** Begin Data excerpts **

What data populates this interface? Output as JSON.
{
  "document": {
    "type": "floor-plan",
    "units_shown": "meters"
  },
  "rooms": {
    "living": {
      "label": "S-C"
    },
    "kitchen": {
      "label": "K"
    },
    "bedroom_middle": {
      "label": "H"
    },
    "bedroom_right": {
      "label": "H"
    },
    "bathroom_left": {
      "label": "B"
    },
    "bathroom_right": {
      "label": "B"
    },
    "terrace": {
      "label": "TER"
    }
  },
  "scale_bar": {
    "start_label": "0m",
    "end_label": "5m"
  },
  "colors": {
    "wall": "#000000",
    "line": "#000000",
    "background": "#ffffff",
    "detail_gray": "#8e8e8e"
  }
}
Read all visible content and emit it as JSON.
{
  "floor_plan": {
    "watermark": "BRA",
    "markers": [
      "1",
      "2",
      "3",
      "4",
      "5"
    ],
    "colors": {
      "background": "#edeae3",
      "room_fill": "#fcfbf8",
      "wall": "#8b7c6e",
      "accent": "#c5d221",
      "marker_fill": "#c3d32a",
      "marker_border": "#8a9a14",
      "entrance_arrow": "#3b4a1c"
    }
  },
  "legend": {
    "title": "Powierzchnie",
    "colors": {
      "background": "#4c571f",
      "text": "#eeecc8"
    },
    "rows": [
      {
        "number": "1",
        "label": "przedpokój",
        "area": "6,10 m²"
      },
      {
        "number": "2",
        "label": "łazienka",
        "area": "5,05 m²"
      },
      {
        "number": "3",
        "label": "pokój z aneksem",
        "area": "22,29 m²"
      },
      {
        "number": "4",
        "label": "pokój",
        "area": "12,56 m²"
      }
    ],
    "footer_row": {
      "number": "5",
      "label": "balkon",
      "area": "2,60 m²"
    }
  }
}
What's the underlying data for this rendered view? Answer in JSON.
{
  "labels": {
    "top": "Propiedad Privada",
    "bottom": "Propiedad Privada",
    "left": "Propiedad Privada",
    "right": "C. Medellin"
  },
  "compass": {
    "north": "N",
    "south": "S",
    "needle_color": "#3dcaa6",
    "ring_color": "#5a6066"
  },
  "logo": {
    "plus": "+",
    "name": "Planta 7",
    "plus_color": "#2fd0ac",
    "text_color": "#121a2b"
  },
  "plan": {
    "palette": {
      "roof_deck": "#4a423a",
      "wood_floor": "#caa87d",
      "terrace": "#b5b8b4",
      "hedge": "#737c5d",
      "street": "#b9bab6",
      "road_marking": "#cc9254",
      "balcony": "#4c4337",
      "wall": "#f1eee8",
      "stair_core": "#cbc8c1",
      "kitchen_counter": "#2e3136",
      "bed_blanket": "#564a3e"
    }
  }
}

** End Data excerpts **

» Work to be completed
Locate the word "JSON" in the records and collect each line it appears in.

» Expected output
What data populates this interface? Output as JSON.
Read all visible content and emit it as JSON.
What's the underlying data for this rendered view? Answer in JSON.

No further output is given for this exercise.